### [GIVEN EXERCISE]
Verbatim output of all the material below is required.

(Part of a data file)
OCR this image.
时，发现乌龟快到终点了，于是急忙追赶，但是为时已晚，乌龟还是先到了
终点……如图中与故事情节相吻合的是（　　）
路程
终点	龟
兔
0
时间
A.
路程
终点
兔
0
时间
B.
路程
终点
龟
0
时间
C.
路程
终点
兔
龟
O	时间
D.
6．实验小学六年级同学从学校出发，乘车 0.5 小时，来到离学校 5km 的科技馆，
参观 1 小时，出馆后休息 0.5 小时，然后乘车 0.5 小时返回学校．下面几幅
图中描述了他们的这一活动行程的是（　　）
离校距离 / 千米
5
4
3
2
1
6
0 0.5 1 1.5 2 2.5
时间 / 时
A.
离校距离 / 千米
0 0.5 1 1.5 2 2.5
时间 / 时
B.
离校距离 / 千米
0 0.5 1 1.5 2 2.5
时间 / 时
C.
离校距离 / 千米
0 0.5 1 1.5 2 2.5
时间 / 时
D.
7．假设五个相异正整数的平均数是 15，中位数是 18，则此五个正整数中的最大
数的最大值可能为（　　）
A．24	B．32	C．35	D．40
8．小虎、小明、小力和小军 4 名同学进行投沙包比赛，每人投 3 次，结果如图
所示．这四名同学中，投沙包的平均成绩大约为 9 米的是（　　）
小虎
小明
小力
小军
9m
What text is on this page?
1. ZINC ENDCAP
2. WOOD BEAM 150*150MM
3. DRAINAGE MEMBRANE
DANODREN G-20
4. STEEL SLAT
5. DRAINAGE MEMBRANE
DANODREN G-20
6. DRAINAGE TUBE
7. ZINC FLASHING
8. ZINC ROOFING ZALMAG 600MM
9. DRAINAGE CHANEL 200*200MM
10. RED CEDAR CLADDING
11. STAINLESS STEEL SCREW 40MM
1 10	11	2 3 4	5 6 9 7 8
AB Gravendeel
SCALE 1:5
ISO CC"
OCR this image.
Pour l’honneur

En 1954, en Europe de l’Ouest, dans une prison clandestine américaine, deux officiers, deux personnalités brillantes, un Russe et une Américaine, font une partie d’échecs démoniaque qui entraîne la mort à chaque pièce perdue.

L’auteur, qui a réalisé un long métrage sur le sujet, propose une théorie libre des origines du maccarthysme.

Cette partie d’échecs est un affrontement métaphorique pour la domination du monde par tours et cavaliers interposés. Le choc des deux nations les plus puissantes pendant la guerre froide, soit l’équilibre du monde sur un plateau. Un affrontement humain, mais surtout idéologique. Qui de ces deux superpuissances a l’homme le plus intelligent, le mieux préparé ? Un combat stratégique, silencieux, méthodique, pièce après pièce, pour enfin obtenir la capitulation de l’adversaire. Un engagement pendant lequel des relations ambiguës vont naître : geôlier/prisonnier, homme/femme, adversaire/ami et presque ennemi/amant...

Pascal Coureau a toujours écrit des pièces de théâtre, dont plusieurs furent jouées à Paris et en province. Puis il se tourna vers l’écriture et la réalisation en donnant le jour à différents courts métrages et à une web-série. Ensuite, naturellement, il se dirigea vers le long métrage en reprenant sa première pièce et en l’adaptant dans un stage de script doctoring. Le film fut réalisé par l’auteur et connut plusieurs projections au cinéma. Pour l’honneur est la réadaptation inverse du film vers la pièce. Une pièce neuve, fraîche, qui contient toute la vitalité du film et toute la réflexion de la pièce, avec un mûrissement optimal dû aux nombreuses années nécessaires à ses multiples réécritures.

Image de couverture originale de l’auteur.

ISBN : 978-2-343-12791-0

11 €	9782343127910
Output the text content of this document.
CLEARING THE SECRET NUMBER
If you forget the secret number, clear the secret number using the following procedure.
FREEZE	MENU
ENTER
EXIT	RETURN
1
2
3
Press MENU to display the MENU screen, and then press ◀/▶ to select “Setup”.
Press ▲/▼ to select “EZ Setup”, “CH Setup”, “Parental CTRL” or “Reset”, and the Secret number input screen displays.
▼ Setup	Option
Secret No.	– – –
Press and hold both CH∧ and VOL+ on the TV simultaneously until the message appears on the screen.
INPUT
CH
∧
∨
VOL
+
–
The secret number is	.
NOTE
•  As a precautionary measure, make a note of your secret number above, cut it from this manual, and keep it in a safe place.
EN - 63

### [THE RESULT]
OCR this image.
时，发现乌龟快到终点了，于是急忙追赶，但是为时已晚，乌龟还是先到了
终点……如图中与故事情节相吻合的是（　　）
路程
终点	龟
兔
0
时间
A.
路程
终点
兔
0
时间
B.
路程
终点
龟
0
时间
C.
路程
终点
兔
龟
O	时间
D.
6．实验小学六年级同学从学校出发，乘车 0.5 小时，来到离学校 5km 的科技馆，
参观 1 小时，出馆后休息 0.5 小时，然后乘车 0.5 小时返回学校．下面几幅
图中描述了他们的这一活动行程的是（　　）
离校距离 / 千米
5
4
3
2
1
6
0 0.5 1 1.5 2 2.5
时间 / 时
A.
离校距离 / 千米
0 0.5 1 1.5 2 2.5
时间 / 时
B.
离校距离 / 千米
0 0.5 1 1.5 2 2.5
时间 / 时
C.
离校距离 / 千米
0 0.5 1 1.5 2 2.5
时间 / 时
D.
7．假设五个相异正整数的平均数是 15，中位数是 18，则此五个正整数中的最大
数的最大值可能为（　　）
A．24	B．32	C．35	D．40
8．小虎、小明、小力和小军 4 名同学进行投沙包比赛，每人投 3 次，结果如图
所示．这四名同学中，投沙包的平均成绩大约为 9 米的是（　　）
小虎
小明
小力
小军
9m
What text is on this page?
1. ZINC ENDCAP
2. WOOD BEAM 150*150MM
3. DRAINAGE MEMBRANE
DANODREN G-20
4. STEEL SLAT
5. DRAINAGE MEMBRANE
DANODREN G-20
6. DRAINAGE TUBE
7. ZINC FLASHING
8. ZINC ROOFING ZALMAG 600MM
9. DRAINAGE CHANEL 200*200MM
10. RED CEDAR CLADDING
11. STAINLESS STEEL SCREW 40MM
1 10	11	2 3 4	5 6 9 7 8
AB Gravendeel
SCALE 1:5
ISO CC"
OCR this image.
Pour l’honneur

En 1954, en Europe de l’Ouest, dans une prison clandestine américaine, deux officiers, deux personnalités brillantes, un Russe et une Américaine, font une partie d’échecs démoniaque qui entraîne la mort à chaque pièce perdue.

L’auteur, qui a réalisé un long métrage sur le sujet, propose une théorie libre des origines du maccarthysme.

Cette partie d’échecs est un affrontement métaphorique pour la domination du monde par tours et cavaliers interposés. Le choc des deux nations les plus puissantes pendant la guerre froide, soit l’équilibre du monde sur un plateau. Un affrontement humain, mais surtout idéologique. Qui de ces deux superpuissances a l’homme le plus intelligent, le mieux préparé ? Un combat stratégique, silencieux, méthodique, pièce après pièce, pour enfin obtenir la capitulation de l’adversaire. Un engagement pendant lequel des relations ambiguës vont naître : geôlier/prisonnier, homme/femme, adversaire/ami et presque ennemi/amant...

Pascal Coureau a toujours écrit des pièces de théâtre, dont plusieurs furent jouées à Paris et en province. Puis il se tourna vers l’écriture et la réalisation en donnant le jour à différents courts métrages et à une web-série. Ensuite, naturellement, il se dirigea vers le long métrage en reprenant sa première pièce et en l’adaptant dans un stage de script doctoring. Le film fut réalisé par l’auteur et connut plusieurs projections au cinéma. Pour l’honneur est la réadaptation inverse du film vers la pièce. Une pièce neuve, fraîche, qui contient toute la vitalité du film et toute la réflexion de la pièce, avec un mûrissement optimal dû aux nombreuses années nécessaires à ses multiples réécritures.

Image de couverture originale de l’auteur.

ISBN : 978-2-343-12791-0

11 €	9782343127910
Output the text content of this document.
CLEARING THE SECRET NUMBER
If you forget the secret number, clear the secret number using the following procedure.
FREEZE	MENU
ENTER
EXIT	RETURN
1
2
3
Press MENU to display the MENU screen, and then press ◀/▶ to select “Setup”.
Press ▲/▼ to select “EZ Setup”, “CH Setup”, “Parental CTRL” or “Reset”, and the Secret number input screen displays.
▼ Setup	Option
Secret No.	– – –
Press and hold both CH∧ and VOL+ on the TV simultaneously until the message appears on the screen.
INPUT
CH
∧
∨
VOL
+
–
The secret number is	.
NOTE
•  As a precautionary measure, make a note of your secret number above, cut it from this manual, and keep it in a safe place.
EN - 63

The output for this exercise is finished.